### WHAT THIS TASK INVOLVES
From the entries below, pull out each line where "label" appears.

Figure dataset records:
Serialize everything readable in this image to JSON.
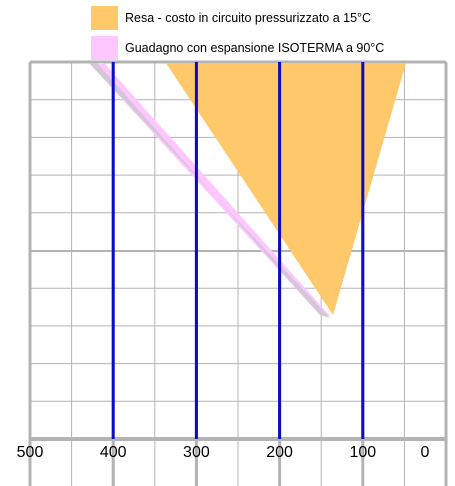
{
  "legend": [
    {
      "label": "Resa - costo in circuito pressurizzato a 15°C",
      "color": "#ffc86b"
    },
    {
      "label": "Guadagno con espansione ISOTERMA a 90°C",
      "color": "#ffc6ff"
    }
  ],
  "chart_data": {
    "type": "area",
    "xlim": [
      500,
      0
    ],
    "x_ticks": [
      "500",
      "400",
      "300",
      "200",
      "100",
      "0"
    ],
    "x_tick_values": [
      500,
      400,
      300,
      200,
      100,
      0
    ],
    "vertical_lines": [
      400,
      300,
      200,
      100
    ],
    "grid": true,
    "legend_placement": "top",
    "colors": {
      "grid": "#b3b3b3",
      "vlines": "#0a0ac8",
      "orange": "#ffc86b",
      "pink": "#ffc6ff"
    }
  }
}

### CORRECT RESULT
      "label": "Resa - costo in circuito pressurizzato a 15°C",
      "label": "Guadagno con espansione ISOTERMA a 90°C",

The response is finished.